▸ **PROVIDED RECORDS**:
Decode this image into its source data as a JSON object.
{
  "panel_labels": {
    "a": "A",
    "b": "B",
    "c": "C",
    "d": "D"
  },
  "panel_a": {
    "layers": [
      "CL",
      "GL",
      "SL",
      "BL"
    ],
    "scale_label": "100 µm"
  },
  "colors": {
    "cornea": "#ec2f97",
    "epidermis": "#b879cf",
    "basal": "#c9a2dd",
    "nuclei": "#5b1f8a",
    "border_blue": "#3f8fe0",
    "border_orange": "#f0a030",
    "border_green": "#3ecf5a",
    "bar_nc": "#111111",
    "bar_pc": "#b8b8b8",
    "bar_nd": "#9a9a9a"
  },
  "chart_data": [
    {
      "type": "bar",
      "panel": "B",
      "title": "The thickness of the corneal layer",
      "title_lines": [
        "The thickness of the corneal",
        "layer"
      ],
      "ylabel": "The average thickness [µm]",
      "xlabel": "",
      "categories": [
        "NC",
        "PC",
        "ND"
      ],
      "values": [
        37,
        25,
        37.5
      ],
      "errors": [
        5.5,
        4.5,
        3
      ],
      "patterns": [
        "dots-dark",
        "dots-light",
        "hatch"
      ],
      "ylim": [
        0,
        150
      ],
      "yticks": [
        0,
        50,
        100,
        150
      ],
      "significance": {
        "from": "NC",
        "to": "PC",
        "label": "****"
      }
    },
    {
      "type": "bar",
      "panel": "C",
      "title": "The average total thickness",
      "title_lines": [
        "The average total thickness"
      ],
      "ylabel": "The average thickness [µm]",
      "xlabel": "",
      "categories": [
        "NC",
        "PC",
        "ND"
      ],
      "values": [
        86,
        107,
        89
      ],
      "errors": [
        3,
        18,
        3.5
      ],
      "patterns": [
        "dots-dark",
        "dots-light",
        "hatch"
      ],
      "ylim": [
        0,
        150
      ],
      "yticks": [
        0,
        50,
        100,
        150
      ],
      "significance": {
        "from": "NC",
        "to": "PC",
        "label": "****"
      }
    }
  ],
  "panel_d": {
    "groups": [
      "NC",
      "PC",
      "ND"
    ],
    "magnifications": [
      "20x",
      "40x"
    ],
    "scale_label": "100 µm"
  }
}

▸ **WHAT NEEDS TO BE DONE**: Every entry must be quoted exactly as it appears above.

▸ **SOLUTION FOR THIS EXERCISE**:
Decode this image into its source data as a JSON object.
{
  "panel_labels": {
    "a": "A",
    "b": "B",
    "c": "C",
    "d": "D"
  },
  "panel_a": {
    "layers": [
      "CL",
      "GL",
      "SL",
      "BL"
    ],
    "scale_label": "100 µm"
  },
  "colors": {
    "cornea": "#ec2f97",
    "epidermis": "#b879cf",
    "basal": "#c9a2dd",
    "nuclei": "#5b1f8a",
    "border_blue": "#3f8fe0",
    "border_orange": "#f0a030",
    "border_green": "#3ecf5a",
    "bar_nc": "#111111",
    "bar_pc": "#b8b8b8",
    "bar_nd": "#9a9a9a"
  },
  "chart_data": [
    {
      "type": "bar",
      "panel": "B",
      "title": "The thickness of the corneal layer",
      "title_lines": [
        "The thickness of the corneal",
        "layer"
      ],
      "ylabel": "The average thickness [µm]",
      "xlabel": "",
      "categories": [
        "NC",
        "PC",
        "ND"
      ],
      "values": [
        37,
        25,
        37.5
      ],
      "errors": [
        5.5,
        4.5,
        3
      ],
      "patterns": [
        "dots-dark",
        "dots-light",
        "hatch"
      ],
      "ylim": [
        0,
        150
      ],
      "yticks": [
        0,
        50,
        100,
        150
      ],
      "significance": {
        "from": "NC",
        "to": "PC",
        "label": "****"
      }
    },
    {
      "type": "bar",
      "panel": "C",
      "title": "The average total thickness",
      "title_lines": [
        "The average total thickness"
      ],
      "ylabel": "The average thickness [µm]",
      "xlabel": "",
      "categories": [
        "NC",
        "PC",
        "ND"
      ],
      "values": [
        86,
        107,
        89
      ],
      "errors": [
        3,
        18,
        3.5
      ],
      "patterns": [
        "dots-dark",
        "dots-light",
        "hatch"
      ],
      "ylim": [
        0,
        150
      ],
      "yticks": [
        0,
        50,
        100,
        150
      ],
      "significance": {
        "from": "NC",
        "to": "PC",
        "label": "****"
      }
    }
  ],
  "panel_d": {
    "groups": [
      "NC",
      "PC",
      "ND"
    ],
    "magnifications": [
      "20x",
      "40x"
    ],
    "scale_label": "100 µm"
  }
}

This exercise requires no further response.